_Passage_.
** begin **

# Am I It?



## TxRedhead (May 1, 2005)

I make both beer and wine, though the wine is my first love. Is there anyone else here that does both?


----------



## greenbean (May 1, 2005)

From time to time I make beer, and there are several other here that make beer also.





Chris


----------



## masta (May 1, 2005)

I make beer also with wine and since 2003 I have made 28 5 gal batches!


----------



## TxRedhead (May 1, 2005)

masta said:


> I make beer also with wine and since 2003 I have made 28 5 gal batches!







Excellent!!! I am obviously in good company. I've 5 gallons of nut brown ale that I bottled almost a week ago, and 5 gallons of a chocolate stout that is still in the primary. Next on the list is a cinnamon red ale.


----------



## geocorn (May 1, 2005)

In case you did not notice, we now carry beer supplies!


----------



## TxRedhead (May 3, 2005)

geocorn said:


> In case you did not notice, we now carry beer supplies!




I saw that and am very excited about that! I'm going to have to stop in while I'm on vacation and see what all you have.


----------



## geocorn (May 3, 2005)

Beer stuff arrives on Thursday, May 5th!


----------



## PolishWineP (May 4, 2005)

Yea! Now I can use my winnings! I need some advice from the beer bottlers. George has 2 different cappers and I'd like to know if anyone has any advice on which one I should choose. I'm going to start with using returnable beer bottles for some wine but tonight Bert decided to bring up making beer, too. He said there's a no boil kit. He's got me _starting _to think about it. Not that we don't already have enough going on around here! So please, and advice would be welcome.


----------



## masta (May 5, 2005)

I use a bench capper and not the hand type and it works well. The one George sells I believe is excellent and I have read that many brewers like it very much.


It is the samecomparison as with wine bottle corkers, the hand models work fine but a floor corker makes the task so much easier!


----------

** end **

_Raw records_.
** begin **

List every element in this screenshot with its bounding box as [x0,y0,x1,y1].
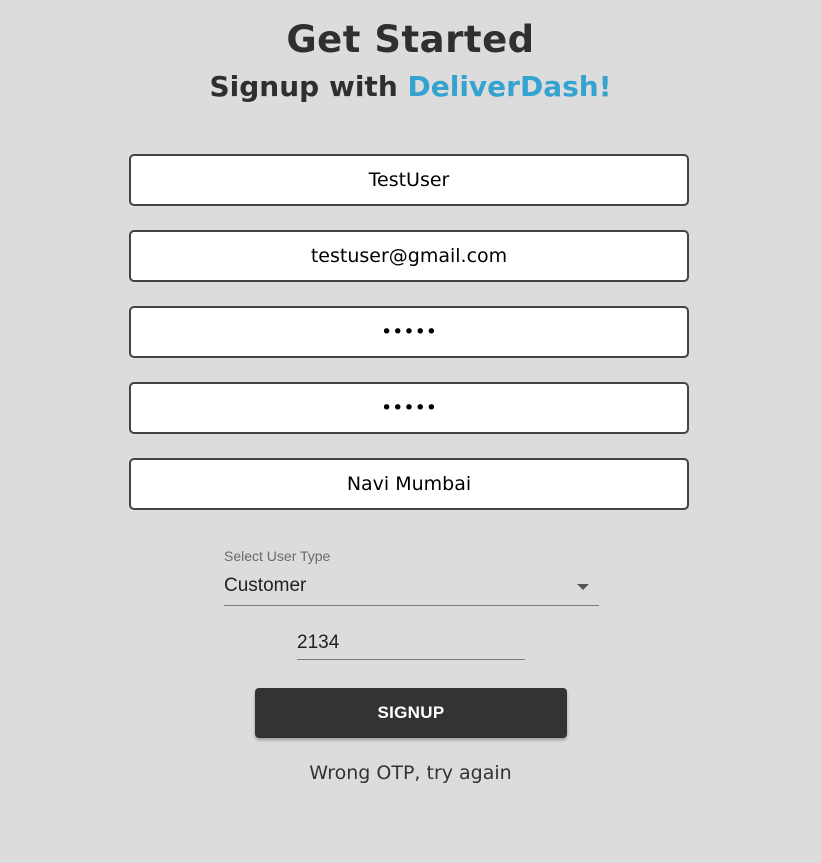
username-input[interactable] [129,154,689,206]
city-input[interactable] [129,458,689,510]
page-title: Get Started [286,18,535,61]
confirm-password-input[interactable] [129,382,689,434]
subtitle-prefix: Signup with [209,70,408,103]
select-underline [224,605,599,606]
brand-name: DeliverDash! [407,70,612,103]
user-type-label: Select User Type [224,548,331,564]
signup-page: Get Started Signup with DeliverDash! Sel… [0,0,821,863]
user-type-select[interactable]: Select User Type Customer [224,548,599,606]
page-subtitle: Signup with DeliverDash! [0,70,821,103]
error-message: Wrong OTP, try again [309,762,512,784]
dropdown-arrow-icon[interactable] [577,584,589,590]
email-input[interactable] [129,230,689,282]
signup-button[interactable]: SIGNUP [255,688,567,738]
otp-input[interactable] [297,626,525,660]
user-type-value[interactable]: Customer [224,575,306,597]
password-input[interactable] [129,306,689,358]
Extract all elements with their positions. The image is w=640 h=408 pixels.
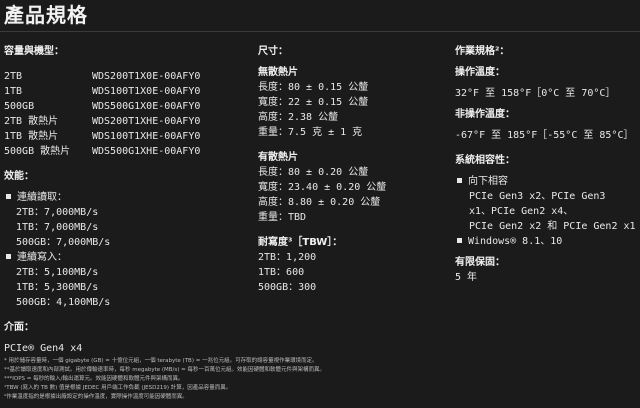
footnotes: * 用於儲存容量時，一個 gigabyte (GB) = 十億位元組，一個 te… — [4, 357, 634, 402]
footnote: ***IOPS = 每秒的輸入/輸出運算元。效能因硬體和軟體元件與架構而異。 — [4, 376, 184, 382]
dimension-row: 重量：TBD — [258, 212, 307, 223]
capacity: 1TB — [4, 86, 23, 97]
warranty-value: 5 年 — [455, 272, 478, 283]
endurance-heading: 耐寫度³［TBW］： — [258, 237, 343, 248]
compat-line: x1、PCIe Gen2 x4、 — [469, 206, 574, 217]
op-temp-label: 操作溫度： — [455, 67, 505, 78]
bullet-icon — [6, 254, 11, 259]
endurance-row: 2TB：1,200 — [258, 252, 317, 263]
dimension-row: 長度：80 ± 0.20 公釐 — [258, 167, 369, 178]
page-title: 產品規格 — [4, 3, 88, 27]
nonop-temp-label: 非操作溫度： — [455, 109, 515, 120]
write-label: 連續寫入： — [4, 250, 254, 265]
write-speed: 1TB：5,300MB/s — [16, 282, 99, 293]
capacity: 2TB 散熱片 — [4, 116, 59, 127]
dimension-row: 寬度：22 ± 0.15 公釐 — [258, 97, 369, 108]
dimension-row: 高度：8.80 ± 0.20 公釐 — [258, 197, 381, 208]
capacity: 500GB 散熱片 — [4, 146, 71, 157]
capacity: 1TB 散熱片 — [4, 131, 59, 142]
footnote: ²作業溫度指的是根據出廠設定的操作溫度，實際操作溫度可能因硬體而異。 — [4, 394, 188, 400]
model-row: 2TB 散熱片 WDS200T1XHE-00AFY0 — [4, 114, 254, 129]
dimension-row: 寬度：23.40 ± 0.20 公釐 — [258, 182, 387, 193]
dimension-row: 長度：80 ± 0.15 公釐 — [258, 82, 369, 93]
nonop-temp-value: -67°F 至 185°F［-55°C 至 85°C］ — [455, 130, 634, 141]
dimension-row: 高度：2.38 公釐 — [258, 112, 339, 123]
model-number: WDS200T1X0E-00AFY0 — [92, 71, 201, 82]
model-number: WDS500G1XHE-00AFY0 — [92, 146, 201, 157]
model-row: 1TB 散熱片 WDS100T1XHE-00AFY0 — [4, 129, 254, 144]
compat-line: PCIe Gen2 x2 和 PCIe Gen2 x1 — [469, 221, 636, 232]
warranty-heading: 有限保固： — [455, 257, 505, 268]
read-speed: 2TB：7,000MB/s — [16, 207, 99, 218]
heatsink-label: 有散熱片 — [258, 152, 298, 163]
bullet-icon — [6, 194, 11, 199]
endurance-row: 1TB：600 — [258, 267, 305, 278]
backward-label: 向下相容 — [455, 174, 640, 189]
model-number: WDS500G1X0E-00AFY0 — [92, 101, 201, 112]
backward-label-text: 向下相容 — [468, 176, 508, 187]
interface-value: PCIe® Gen4 x4 — [4, 343, 83, 354]
performance-heading: 效能： — [4, 171, 34, 182]
footnote: **基於讀取速度和內部測試。用於傳輸速率時，每秒 megabyte (MB/s)… — [4, 367, 326, 373]
column-middle: 尺寸： 無散熱片 長度：80 ± 0.15 公釐 寬度：22 ± 0.15 公釐… — [258, 44, 448, 295]
capacity: 2TB — [4, 71, 23, 82]
dimension-row: 重量：7.5 克 ± 1 克 — [258, 127, 363, 138]
endurance-row: 500GB：300 — [258, 282, 317, 293]
operating-heading: 作業規格²： — [455, 46, 510, 57]
capacity: 500GB — [4, 101, 35, 112]
model-number: WDS100T1XHE-00AFY0 — [92, 131, 201, 142]
windows-compat-text: Windows® 8.1、10 — [468, 236, 563, 247]
write-speed: 2TB：5,100MB/s — [16, 267, 99, 278]
write-label-text: 連續寫入： — [17, 252, 67, 263]
no-heatsink-label: 無散熱片 — [258, 67, 298, 78]
model-number: WDS100T1X0E-00AFY0 — [92, 86, 201, 97]
column-right: 作業規格²： 操作溫度： 32°F 至 158°F［0°C 至 70°C］ 非操… — [455, 44, 640, 285]
read-speed: 500GB：7,000MB/s — [16, 237, 111, 248]
footnote: * 用於儲存容量時，一個 gigabyte (GB) = 十億位元組，一個 te… — [4, 358, 318, 364]
capacity-model-heading: 容量與機型： — [4, 46, 64, 57]
compatibility-heading: 系統相容性： — [455, 155, 515, 166]
read-speed: 1TB：7,000MB/s — [16, 222, 99, 233]
read-label: 連續讀取： — [4, 190, 254, 205]
model-row: 500GB 散熱片 WDS500G1XHE-00AFY0 — [4, 144, 254, 159]
column-left: 容量與機型： 2TB WDS200T1X0E-00AFY0 1TB WDS100T1… — [4, 44, 254, 356]
footnote: ¹TBW (寫入的 TB 數) 值是根據 JEDEC 用戶端工作負載 (JESD… — [4, 385, 232, 391]
bullet-icon — [457, 178, 462, 183]
interface-heading: 介面： — [4, 322, 34, 333]
op-temp-value: 32°F 至 158°F［0°C 至 70°C］ — [455, 88, 616, 99]
model-row: 500GB WDS500G1X0E-00AFY0 — [4, 99, 254, 114]
windows-compat: Windows® 8.1、10 — [455, 234, 640, 249]
read-label-text: 連續讀取： — [17, 192, 67, 203]
model-number: WDS200T1XHE-00AFY0 — [92, 116, 201, 127]
bullet-icon — [457, 238, 462, 243]
write-speed: 500GB：4,100MB/s — [16, 297, 111, 308]
title-bar: 產品規格 — [0, 0, 640, 32]
model-row: 2TB WDS200T1X0E-00AFY0 — [4, 69, 254, 84]
model-row: 1TB WDS100T1X0E-00AFY0 — [4, 84, 254, 99]
dimensions-heading: 尺寸： — [258, 46, 288, 57]
compat-line: PCIe Gen3 x2、PCIe Gen3 — [469, 191, 606, 202]
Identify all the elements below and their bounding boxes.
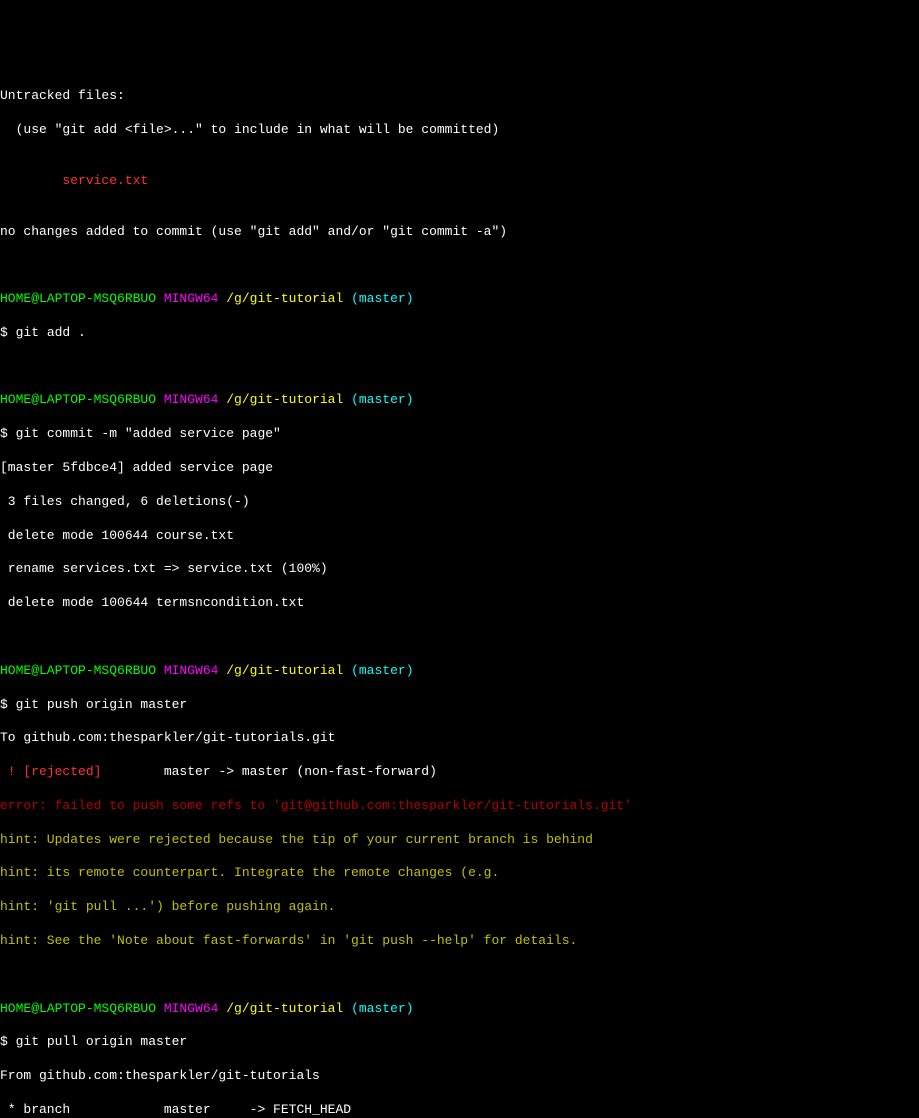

** end **

_Your instructions_.
Can you transcribe the home-brewing forum thread word for word, starting at "I saw that and" and ending at "geocorn (May 3, 2005)"?

_Task result_.
I saw that and am very excited about that! I'm going to have to stop in while I'm on vacation and see what all you have.


----------



## geocorn (May 3, 2005)